DATA RECORDS =
--
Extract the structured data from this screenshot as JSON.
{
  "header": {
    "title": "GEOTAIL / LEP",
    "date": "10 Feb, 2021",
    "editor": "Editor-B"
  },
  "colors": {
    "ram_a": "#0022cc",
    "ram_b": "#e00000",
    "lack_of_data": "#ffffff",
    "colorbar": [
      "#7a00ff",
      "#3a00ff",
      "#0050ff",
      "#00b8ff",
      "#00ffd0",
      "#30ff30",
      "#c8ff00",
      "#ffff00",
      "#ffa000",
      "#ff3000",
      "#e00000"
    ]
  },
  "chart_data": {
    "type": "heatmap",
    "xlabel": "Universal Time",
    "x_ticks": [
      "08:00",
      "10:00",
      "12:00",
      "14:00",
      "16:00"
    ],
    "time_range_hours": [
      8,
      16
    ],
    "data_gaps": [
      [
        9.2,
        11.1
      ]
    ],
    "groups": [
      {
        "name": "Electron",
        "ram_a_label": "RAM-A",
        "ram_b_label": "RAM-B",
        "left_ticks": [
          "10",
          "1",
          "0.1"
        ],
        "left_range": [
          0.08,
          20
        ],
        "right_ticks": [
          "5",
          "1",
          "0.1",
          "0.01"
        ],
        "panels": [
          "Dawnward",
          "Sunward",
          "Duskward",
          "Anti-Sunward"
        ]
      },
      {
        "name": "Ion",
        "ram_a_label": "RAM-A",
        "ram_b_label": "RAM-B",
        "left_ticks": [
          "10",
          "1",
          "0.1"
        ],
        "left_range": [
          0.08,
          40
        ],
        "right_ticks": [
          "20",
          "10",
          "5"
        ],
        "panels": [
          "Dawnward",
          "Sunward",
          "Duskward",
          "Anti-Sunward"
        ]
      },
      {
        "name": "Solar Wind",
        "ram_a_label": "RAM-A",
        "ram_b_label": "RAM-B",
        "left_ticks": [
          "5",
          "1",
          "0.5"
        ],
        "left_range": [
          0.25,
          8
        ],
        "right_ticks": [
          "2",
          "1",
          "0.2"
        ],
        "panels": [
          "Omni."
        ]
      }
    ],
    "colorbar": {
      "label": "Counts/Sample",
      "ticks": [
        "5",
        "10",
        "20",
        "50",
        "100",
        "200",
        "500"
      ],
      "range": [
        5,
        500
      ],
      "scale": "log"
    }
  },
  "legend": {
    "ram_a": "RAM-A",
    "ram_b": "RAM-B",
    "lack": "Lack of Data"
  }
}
--
GOAL OF THE EXERCISE =
Retype each record exactly, leaving nothing out.

IN RESPONSE =
Extract the structured data from this screenshot as JSON.
{
  "header": {
    "title": "GEOTAIL / LEP",
    "date": "10 Feb, 2021",
    "editor": "Editor-B"
  },
  "colors": {
    "ram_a": "#0022cc",
    "ram_b": "#e00000",
    "lack_of_data": "#ffffff",
    "colorbar": [
      "#7a00ff",
      "#3a00ff",
      "#0050ff",
      "#00b8ff",
      "#00ffd0",
      "#30ff30",
      "#c8ff00",
      "#ffff00",
      "#ffa000",
      "#ff3000",
      "#e00000"
    ]
  },
  "chart_data": {
    "type": "heatmap",
    "xlabel": "Universal Time",
    "x_ticks": [
      "08:00",
      "10:00",
      "12:00",
      "14:00",
      "16:00"
    ],
    "time_range_hours": [
      8,
      16
    ],
    "data_gaps": [
      [
        9.2,
        11.1
      ]
    ],
    "groups": [
      {
        "name": "Electron",
        "ram_a_label": "RAM-A",
        "ram_b_label": "RAM-B",
        "left_ticks": [
          "10",
          "1",
          "0.1"
        ],
        "left_range": [
          0.08,
          20
        ],
        "right_ticks": [
          "5",
          "1",
          "0.1",
          "0.01"
        ],
        "panels": [
          "Dawnward",
          "Sunward",
          "Duskward",
          "Anti-Sunward"
        ]
      },
      {
        "name": "Ion",
        "ram_a_label": "RAM-A",
        "ram_b_label": "RAM-B",
        "left_ticks": [
          "10",
          "1",
          "0.1"
        ],
        "left_range": [
          0.08,
          40
        ],
        "right_ticks": [
          "20",
          "10",
          "5"
        ],
        "panels": [
          "Dawnward",
          "Sunward",
          "Duskward",
          "Anti-Sunward"
        ]
      },
      {
        "name": "Solar Wind",
        "ram_a_label": "RAM-A",
        "ram_b_label": "RAM-B",
        "left_ticks": [
          "5",
          "1",
          "0.5"
        ],
        "left_range": [
          0.25,
          8
        ],
        "right_ticks": [
          "2",
          "1",
          "0.2"
        ],
        "panels": [
          "Omni."
        ]
      }
    ],
    "colorbar": {
      "label": "Counts/Sample",
      "ticks": [
        "5",
        "10",
        "20",
        "50",
        "100",
        "200",
        "500"
      ],
      "range": [
        5,
        500
      ],
      "scale": "log"
    }
  },
  "legend": {
    "ram_a": "RAM-A",
    "ram_b": "RAM-B",
    "lack": "Lack of Data"
  }
}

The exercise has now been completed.